* _Aim of the exercise_
Examine the records and identify each line that includes the string "table". Copy those lines.

* _Exercise input_
** Begin **

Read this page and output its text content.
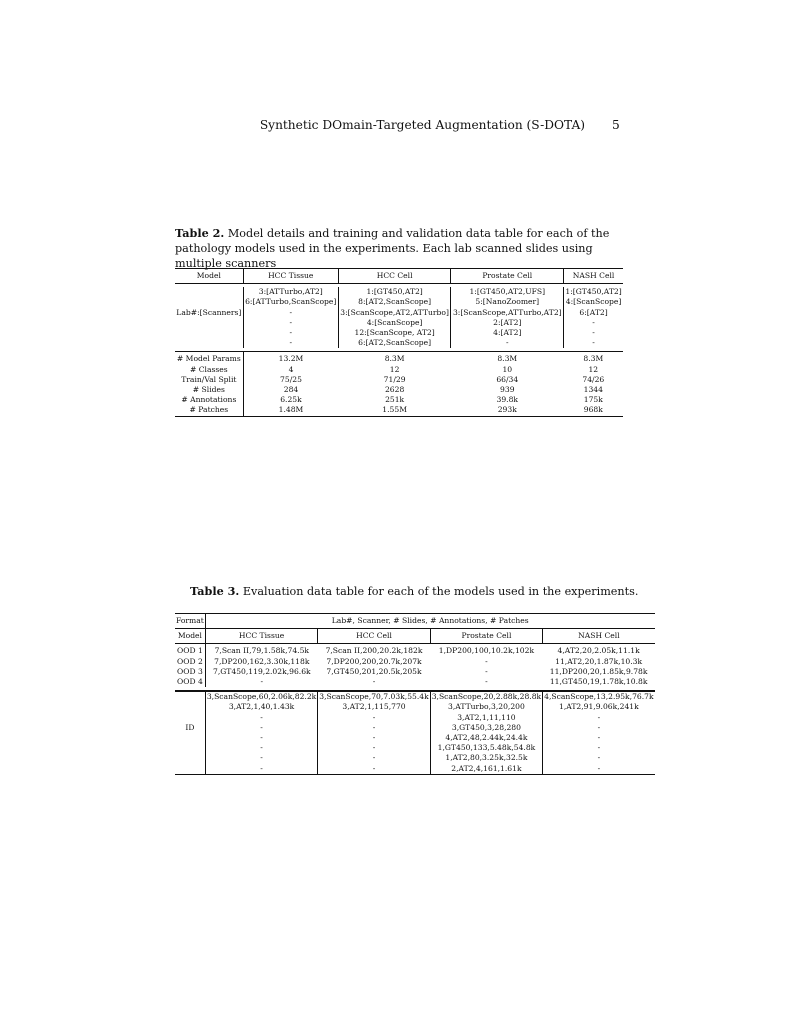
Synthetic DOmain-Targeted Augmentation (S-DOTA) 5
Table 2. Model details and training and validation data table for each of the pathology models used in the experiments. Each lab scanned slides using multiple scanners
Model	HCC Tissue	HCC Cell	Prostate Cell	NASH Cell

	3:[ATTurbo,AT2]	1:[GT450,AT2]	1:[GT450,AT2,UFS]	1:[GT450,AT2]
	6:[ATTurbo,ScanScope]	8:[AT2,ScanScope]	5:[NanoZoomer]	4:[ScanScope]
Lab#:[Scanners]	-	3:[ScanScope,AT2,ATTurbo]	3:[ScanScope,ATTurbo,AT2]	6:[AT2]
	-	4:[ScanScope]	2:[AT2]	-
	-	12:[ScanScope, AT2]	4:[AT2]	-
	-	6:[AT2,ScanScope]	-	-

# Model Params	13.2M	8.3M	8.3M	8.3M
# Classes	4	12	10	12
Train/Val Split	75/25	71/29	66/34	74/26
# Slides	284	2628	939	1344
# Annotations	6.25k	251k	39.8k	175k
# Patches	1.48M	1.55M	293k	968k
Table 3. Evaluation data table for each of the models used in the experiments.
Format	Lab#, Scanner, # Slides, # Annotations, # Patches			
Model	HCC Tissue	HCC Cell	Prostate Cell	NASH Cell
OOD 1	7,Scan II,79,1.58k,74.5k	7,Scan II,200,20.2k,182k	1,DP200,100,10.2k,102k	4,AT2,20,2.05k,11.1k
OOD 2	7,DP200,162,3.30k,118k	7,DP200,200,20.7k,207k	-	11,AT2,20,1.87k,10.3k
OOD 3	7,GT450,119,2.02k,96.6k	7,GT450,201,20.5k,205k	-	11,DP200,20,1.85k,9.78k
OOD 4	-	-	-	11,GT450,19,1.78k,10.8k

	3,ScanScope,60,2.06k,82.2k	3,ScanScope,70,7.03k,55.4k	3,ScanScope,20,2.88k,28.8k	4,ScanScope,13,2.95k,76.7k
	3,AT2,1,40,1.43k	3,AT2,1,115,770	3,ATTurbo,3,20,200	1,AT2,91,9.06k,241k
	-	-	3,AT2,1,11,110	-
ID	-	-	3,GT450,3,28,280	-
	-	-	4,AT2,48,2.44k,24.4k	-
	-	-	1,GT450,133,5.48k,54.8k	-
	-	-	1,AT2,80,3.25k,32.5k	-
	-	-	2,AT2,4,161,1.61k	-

** End **
** Begin **

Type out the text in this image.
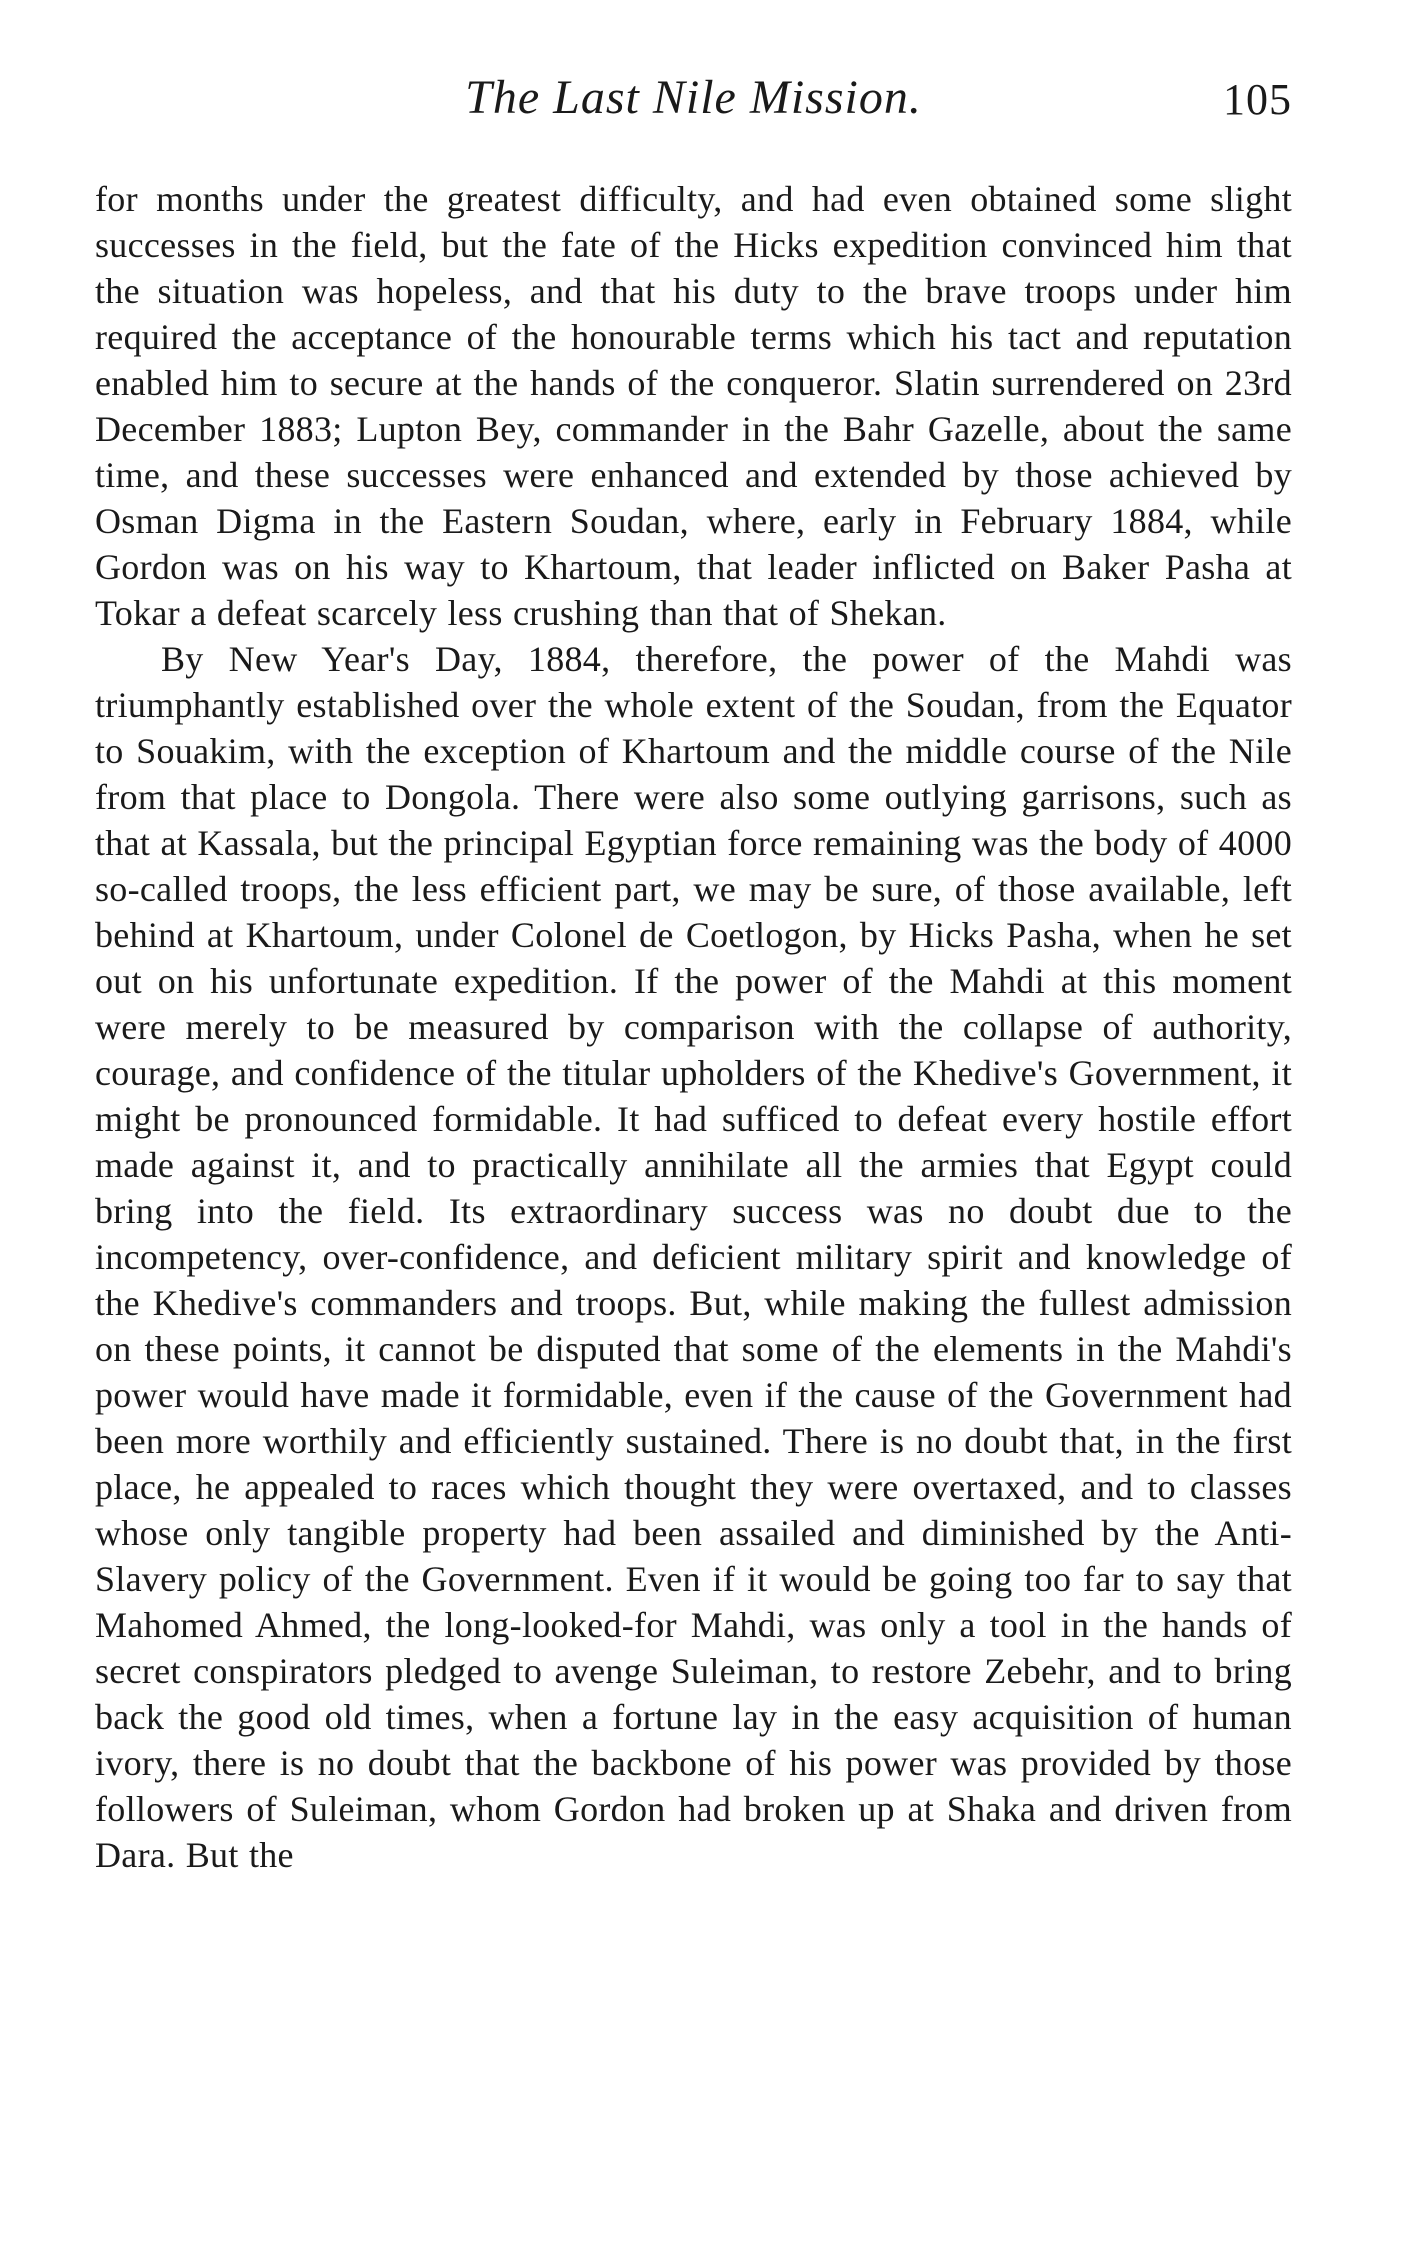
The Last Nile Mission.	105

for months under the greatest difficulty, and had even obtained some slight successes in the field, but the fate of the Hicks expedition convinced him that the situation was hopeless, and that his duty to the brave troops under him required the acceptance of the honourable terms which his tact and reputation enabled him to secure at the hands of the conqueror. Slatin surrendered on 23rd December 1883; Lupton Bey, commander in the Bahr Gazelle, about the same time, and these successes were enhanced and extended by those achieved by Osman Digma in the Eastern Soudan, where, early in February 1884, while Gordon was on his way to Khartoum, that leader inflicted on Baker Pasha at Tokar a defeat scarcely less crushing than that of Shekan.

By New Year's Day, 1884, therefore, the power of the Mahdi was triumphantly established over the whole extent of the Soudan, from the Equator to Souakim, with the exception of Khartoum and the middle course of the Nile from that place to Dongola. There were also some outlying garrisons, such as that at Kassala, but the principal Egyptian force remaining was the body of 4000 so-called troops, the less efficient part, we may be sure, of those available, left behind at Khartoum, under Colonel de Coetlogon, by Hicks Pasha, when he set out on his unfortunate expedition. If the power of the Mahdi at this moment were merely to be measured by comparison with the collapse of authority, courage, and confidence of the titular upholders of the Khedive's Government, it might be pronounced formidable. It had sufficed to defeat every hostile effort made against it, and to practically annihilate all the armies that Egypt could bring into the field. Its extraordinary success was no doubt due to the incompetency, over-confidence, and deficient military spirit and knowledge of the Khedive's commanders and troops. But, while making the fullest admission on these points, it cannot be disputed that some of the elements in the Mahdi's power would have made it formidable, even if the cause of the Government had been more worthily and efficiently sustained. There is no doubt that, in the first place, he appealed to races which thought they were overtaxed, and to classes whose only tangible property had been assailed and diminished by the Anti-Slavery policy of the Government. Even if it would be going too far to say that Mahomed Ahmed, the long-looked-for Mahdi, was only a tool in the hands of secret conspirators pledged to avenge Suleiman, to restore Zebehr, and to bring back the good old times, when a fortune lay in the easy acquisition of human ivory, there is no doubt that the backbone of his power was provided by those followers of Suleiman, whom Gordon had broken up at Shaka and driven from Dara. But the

** End **

* _Full answer_
Table 2. Model details and training and validation data table for each of the pathology models used in the experiments. Each lab scanned slides using multiple scanners
Table 3. Evaluation data table for each of the models used in the experiments.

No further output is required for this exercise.